Source records:
# # # # # # #
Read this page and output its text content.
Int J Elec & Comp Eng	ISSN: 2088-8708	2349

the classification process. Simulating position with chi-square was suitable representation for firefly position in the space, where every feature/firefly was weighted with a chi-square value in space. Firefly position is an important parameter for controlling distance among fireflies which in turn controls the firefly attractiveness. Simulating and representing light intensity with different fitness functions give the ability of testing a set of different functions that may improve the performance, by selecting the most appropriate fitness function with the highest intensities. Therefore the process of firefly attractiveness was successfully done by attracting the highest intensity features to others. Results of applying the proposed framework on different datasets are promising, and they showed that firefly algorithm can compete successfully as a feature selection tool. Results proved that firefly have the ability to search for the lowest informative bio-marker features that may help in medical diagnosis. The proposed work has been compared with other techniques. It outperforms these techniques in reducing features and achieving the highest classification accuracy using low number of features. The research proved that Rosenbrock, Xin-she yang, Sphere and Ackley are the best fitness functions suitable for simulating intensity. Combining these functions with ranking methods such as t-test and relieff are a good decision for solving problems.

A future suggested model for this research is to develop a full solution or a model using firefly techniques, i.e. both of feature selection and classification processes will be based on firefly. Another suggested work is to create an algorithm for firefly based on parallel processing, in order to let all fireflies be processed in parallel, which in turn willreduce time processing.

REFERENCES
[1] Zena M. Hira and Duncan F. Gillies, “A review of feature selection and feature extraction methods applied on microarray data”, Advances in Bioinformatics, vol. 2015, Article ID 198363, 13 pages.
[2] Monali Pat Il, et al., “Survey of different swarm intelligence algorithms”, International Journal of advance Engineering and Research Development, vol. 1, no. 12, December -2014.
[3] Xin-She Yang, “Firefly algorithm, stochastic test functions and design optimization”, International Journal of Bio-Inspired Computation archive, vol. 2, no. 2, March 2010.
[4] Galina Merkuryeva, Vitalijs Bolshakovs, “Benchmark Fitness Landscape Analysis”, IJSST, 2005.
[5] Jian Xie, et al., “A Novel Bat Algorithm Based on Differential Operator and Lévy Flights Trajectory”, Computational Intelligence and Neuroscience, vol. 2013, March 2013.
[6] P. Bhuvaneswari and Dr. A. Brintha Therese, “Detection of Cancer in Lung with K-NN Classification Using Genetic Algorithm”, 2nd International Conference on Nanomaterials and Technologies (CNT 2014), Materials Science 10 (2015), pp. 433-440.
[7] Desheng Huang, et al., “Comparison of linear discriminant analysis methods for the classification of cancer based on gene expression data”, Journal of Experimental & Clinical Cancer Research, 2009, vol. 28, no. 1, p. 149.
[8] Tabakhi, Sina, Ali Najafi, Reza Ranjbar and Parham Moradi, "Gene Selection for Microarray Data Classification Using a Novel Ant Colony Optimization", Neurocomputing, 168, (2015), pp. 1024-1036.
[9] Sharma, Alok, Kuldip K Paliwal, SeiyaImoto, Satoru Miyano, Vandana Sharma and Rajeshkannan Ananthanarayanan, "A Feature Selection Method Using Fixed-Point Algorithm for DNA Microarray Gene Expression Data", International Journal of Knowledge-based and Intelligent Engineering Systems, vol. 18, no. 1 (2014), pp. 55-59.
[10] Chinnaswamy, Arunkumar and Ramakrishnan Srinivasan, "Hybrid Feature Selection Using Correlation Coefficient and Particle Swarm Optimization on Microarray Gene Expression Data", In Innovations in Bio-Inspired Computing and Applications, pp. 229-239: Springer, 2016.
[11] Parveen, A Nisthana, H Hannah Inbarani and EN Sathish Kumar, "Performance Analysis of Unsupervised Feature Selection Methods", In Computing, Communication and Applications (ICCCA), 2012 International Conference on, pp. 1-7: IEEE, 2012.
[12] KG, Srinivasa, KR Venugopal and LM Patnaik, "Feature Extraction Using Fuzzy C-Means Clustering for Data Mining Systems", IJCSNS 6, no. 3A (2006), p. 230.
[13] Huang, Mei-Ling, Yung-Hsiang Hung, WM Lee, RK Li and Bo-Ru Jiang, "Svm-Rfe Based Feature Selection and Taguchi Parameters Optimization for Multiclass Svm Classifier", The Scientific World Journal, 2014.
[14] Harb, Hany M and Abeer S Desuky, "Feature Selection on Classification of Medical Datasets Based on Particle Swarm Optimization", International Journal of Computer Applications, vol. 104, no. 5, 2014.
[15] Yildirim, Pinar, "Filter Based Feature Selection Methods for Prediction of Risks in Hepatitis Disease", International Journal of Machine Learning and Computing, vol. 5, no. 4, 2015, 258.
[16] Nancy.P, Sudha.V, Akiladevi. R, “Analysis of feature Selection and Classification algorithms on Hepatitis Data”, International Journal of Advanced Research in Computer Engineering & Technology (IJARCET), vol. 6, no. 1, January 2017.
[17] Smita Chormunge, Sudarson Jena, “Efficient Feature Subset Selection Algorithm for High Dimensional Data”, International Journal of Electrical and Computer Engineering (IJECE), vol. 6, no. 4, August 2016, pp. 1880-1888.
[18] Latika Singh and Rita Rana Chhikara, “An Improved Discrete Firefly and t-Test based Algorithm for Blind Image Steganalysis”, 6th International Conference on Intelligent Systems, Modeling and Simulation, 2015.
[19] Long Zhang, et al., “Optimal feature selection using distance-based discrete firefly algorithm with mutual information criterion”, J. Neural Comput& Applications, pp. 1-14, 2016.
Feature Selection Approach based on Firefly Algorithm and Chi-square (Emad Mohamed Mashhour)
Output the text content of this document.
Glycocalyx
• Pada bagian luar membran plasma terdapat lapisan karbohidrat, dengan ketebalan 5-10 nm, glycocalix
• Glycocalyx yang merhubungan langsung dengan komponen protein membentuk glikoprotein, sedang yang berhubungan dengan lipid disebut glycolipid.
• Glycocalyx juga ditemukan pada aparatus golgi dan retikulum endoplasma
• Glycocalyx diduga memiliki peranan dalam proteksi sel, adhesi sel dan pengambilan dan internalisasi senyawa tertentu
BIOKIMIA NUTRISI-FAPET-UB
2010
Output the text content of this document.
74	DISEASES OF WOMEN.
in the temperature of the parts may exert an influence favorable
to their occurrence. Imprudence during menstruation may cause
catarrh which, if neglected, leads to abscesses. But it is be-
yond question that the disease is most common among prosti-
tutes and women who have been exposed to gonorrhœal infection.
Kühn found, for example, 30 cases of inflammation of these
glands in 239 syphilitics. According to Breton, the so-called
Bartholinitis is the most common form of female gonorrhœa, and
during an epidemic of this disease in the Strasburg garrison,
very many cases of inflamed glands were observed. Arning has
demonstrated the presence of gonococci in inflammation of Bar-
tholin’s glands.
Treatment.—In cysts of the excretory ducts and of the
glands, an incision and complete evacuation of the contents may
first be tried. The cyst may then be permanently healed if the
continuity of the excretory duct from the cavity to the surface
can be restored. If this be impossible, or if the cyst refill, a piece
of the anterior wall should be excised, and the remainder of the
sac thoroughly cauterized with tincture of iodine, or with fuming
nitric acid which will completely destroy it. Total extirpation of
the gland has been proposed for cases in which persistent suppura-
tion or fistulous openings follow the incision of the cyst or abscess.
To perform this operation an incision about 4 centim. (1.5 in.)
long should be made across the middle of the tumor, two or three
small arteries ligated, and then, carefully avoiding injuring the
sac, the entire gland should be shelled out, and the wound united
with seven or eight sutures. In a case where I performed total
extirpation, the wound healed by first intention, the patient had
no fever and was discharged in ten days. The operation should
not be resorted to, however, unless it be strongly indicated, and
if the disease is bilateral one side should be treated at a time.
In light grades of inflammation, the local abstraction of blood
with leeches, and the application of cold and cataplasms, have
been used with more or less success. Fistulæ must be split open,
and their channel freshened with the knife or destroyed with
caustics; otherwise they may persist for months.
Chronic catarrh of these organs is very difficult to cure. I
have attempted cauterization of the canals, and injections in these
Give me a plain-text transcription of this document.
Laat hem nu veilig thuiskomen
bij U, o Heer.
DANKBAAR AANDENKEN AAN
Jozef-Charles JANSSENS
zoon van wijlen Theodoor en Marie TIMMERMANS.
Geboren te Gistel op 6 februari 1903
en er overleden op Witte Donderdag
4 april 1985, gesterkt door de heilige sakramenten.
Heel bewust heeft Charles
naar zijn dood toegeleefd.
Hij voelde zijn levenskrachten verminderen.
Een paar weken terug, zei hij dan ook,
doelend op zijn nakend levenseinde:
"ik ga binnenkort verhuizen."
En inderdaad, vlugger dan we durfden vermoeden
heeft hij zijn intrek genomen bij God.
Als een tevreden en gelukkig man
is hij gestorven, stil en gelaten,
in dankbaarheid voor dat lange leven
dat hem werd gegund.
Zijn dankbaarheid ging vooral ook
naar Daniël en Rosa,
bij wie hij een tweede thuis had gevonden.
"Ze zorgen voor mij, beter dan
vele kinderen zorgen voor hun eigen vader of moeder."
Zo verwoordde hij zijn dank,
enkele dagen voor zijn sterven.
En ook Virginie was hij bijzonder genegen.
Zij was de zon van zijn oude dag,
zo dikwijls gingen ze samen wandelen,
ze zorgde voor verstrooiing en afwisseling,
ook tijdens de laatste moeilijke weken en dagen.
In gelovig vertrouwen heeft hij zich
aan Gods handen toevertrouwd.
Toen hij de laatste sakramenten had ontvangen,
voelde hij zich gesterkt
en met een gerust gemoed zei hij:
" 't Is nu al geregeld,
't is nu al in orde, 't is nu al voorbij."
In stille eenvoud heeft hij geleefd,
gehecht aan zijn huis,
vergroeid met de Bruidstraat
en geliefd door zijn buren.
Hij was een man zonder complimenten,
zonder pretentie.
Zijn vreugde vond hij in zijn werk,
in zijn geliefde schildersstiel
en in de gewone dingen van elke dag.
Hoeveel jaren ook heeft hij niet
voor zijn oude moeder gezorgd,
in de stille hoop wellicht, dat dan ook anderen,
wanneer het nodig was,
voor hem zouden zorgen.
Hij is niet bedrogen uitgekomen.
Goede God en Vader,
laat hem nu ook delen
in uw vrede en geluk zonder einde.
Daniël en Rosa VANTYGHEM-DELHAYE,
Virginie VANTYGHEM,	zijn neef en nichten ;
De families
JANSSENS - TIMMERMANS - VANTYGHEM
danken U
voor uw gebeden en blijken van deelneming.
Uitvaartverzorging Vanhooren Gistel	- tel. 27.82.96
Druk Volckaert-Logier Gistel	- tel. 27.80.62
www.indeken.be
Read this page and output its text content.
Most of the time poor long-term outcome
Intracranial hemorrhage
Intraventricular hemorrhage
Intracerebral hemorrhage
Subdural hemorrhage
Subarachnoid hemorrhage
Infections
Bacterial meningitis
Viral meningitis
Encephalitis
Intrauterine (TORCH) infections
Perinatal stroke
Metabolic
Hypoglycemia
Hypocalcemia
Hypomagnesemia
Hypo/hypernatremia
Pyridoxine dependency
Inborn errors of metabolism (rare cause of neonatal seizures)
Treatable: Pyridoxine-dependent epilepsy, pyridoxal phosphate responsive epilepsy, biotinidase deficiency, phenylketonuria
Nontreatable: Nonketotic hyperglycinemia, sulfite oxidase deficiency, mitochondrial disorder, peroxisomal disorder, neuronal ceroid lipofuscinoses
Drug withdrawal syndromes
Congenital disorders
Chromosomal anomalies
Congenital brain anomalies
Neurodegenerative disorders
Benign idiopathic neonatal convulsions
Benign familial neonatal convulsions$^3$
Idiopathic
# # # # # # #
## WORK TASK:
Search the entries above for the string "dengan". Copy each line in which it appears.

## TASK SOLUTION:
• Pada bagian luar membran plasma terdapat lapisan karbohidrat, dengan ketebalan 5-10 nm, glycocalix
• Glycocalyx yang merhubungan langsung dengan komponen protein membentuk glikoprotein, sedang yang berhubungan dengan lipid disebut glycolipid.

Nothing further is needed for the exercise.